### Exercise directions
Write out the listing exactly as it is given.

Records from a collection

☆ ☆ ☆ ☆ ☆

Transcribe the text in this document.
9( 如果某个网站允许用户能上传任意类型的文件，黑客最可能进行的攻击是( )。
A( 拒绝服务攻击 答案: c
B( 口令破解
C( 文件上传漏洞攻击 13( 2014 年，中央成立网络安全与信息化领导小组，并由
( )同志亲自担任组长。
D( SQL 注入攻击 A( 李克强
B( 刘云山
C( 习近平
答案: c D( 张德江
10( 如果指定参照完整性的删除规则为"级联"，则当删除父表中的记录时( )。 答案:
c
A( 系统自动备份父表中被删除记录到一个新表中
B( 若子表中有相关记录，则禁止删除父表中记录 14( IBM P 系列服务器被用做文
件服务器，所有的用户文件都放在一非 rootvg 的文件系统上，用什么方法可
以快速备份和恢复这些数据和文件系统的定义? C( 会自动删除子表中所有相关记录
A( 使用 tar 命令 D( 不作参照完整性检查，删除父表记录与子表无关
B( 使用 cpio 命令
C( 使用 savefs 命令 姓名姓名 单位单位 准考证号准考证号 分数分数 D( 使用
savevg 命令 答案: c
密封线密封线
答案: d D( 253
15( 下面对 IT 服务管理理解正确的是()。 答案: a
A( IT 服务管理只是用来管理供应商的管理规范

☆ ☆ ☆ ☆ ☆

### The reply
Transcribe the text in this document.
9( 如果某个网站允许用户能上传任意类型的文件，黑客最可能进行的攻击是( )。
A( 拒绝服务攻击 答案: c
B( 口令破解
C( 文件上传漏洞攻击 13( 2014 年，中央成立网络安全与信息化领导小组，并由
( )同志亲自担任组长。
D( SQL 注入攻击 A( 李克强
B( 刘云山
C( 习近平
答案: c D( 张德江
10( 如果指定参照完整性的删除规则为"级联"，则当删除父表中的记录时( )。 答案:
c
A( 系统自动备份父表中被删除记录到一个新表中
B( 若子表中有相关记录，则禁止删除父表中记录 14( IBM P 系列服务器被用做文
件服务器，所有的用户文件都放在一非 rootvg 的文件系统上，用什么方法可
以快速备份和恢复这些数据和文件系统的定义? C( 会自动删除子表中所有相关记录
A( 使用 tar 命令 D( 不作参照完整性检查，删除父表记录与子表无关
B( 使用 cpio 命令
C( 使用 savefs 命令 姓名姓名 单位单位 准考证号准考证号 分数分数 D( 使用
savevg 命令 答案: c
密封线密封线
答案: d D( 253
15( 下面对 IT 服务管理理解正确的是()。 答案: a
A( IT 服务管理只是用来管理供应商的管理规范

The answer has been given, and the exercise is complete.